::: Data shown

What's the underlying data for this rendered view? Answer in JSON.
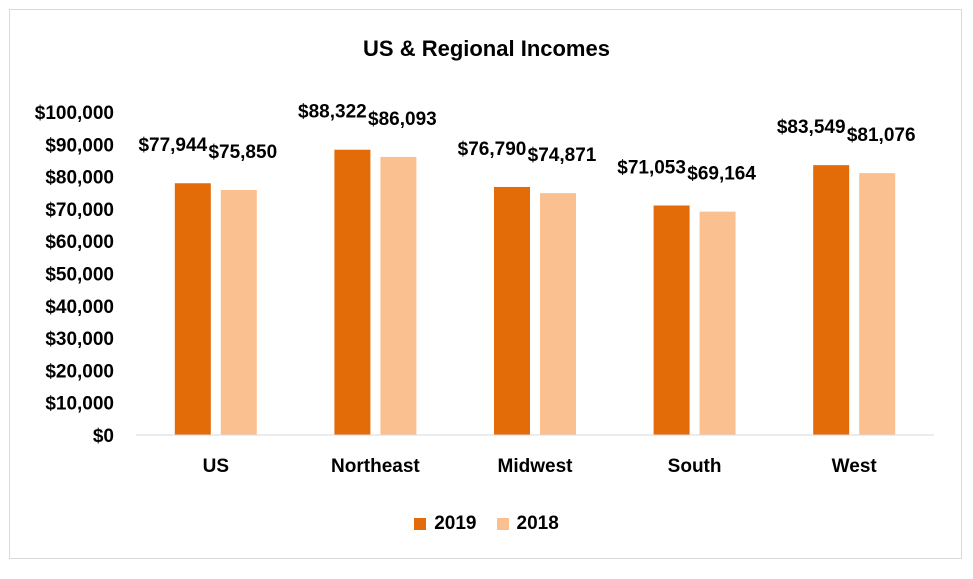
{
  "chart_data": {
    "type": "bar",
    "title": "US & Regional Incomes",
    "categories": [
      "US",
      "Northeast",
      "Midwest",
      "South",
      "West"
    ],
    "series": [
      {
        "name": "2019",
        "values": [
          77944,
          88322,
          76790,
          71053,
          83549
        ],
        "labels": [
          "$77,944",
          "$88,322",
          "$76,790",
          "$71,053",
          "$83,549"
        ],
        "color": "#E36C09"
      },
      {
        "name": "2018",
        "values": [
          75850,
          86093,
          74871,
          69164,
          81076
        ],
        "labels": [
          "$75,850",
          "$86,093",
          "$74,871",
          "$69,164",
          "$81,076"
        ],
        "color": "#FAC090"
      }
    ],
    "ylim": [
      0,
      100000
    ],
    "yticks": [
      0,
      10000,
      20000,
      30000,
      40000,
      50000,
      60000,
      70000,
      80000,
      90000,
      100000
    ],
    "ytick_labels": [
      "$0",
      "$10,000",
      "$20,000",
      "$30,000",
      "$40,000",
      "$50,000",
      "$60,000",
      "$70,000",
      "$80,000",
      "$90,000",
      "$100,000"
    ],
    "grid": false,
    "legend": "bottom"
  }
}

::::::
::: Data shown

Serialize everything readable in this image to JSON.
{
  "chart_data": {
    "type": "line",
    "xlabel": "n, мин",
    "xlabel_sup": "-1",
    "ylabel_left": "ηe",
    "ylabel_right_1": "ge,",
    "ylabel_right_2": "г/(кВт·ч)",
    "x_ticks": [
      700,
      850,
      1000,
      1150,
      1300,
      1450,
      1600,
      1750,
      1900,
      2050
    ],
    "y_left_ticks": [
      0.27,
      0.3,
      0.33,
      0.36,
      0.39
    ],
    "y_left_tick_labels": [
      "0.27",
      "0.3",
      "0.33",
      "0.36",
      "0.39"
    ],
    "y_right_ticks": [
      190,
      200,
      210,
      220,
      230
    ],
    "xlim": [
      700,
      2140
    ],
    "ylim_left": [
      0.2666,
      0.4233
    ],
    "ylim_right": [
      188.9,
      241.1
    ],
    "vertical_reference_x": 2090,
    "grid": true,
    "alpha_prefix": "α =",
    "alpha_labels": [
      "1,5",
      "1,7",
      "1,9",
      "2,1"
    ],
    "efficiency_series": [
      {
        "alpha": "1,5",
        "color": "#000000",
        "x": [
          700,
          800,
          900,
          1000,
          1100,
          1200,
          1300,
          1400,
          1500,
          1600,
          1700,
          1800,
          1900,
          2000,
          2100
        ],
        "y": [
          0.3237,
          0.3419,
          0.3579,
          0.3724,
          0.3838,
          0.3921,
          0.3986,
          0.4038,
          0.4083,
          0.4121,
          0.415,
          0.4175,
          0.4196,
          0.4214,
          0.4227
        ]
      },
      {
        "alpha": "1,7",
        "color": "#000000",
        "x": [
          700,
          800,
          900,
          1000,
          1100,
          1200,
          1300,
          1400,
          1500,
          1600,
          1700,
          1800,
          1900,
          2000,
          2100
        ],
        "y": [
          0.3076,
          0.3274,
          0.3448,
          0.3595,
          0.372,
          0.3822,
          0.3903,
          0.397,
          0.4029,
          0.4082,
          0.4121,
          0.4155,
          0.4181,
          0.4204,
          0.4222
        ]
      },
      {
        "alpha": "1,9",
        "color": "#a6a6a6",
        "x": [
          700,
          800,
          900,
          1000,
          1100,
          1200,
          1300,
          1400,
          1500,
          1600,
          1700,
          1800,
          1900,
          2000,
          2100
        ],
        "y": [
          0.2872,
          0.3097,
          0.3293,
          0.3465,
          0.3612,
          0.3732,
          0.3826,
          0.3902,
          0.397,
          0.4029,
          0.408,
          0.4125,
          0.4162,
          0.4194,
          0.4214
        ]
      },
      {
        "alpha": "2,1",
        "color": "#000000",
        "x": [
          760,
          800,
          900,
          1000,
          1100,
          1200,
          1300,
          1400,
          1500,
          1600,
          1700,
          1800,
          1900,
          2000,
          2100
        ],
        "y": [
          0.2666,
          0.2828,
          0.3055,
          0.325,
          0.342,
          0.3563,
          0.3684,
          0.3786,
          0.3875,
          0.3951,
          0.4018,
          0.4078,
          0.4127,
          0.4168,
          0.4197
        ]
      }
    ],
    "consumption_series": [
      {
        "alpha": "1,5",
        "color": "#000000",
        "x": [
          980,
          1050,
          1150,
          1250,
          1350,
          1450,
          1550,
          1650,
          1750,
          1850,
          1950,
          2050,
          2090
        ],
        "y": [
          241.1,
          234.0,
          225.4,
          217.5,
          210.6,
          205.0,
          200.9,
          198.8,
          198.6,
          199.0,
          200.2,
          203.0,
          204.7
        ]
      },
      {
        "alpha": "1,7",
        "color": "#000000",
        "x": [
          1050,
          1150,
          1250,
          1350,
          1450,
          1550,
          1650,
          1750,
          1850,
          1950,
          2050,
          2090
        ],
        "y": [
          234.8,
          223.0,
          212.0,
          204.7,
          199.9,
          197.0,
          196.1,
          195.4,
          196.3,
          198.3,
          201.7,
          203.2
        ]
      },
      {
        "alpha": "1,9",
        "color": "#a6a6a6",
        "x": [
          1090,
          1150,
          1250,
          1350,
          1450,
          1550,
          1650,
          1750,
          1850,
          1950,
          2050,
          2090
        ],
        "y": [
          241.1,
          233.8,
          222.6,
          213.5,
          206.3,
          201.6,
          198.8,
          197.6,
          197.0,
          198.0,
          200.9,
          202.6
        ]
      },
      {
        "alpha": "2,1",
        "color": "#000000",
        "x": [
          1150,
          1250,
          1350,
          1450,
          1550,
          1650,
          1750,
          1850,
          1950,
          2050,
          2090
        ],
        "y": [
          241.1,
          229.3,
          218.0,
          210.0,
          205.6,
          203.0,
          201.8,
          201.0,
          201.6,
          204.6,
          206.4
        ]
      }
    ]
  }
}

::::::

### Given exercise
From the listing above, collect each line in which the string "JSON" appears.

### Answer for this exercise
What's the underlying data for this rendered view? Answer in JSON.
Serialize everything readable in this image to JSON.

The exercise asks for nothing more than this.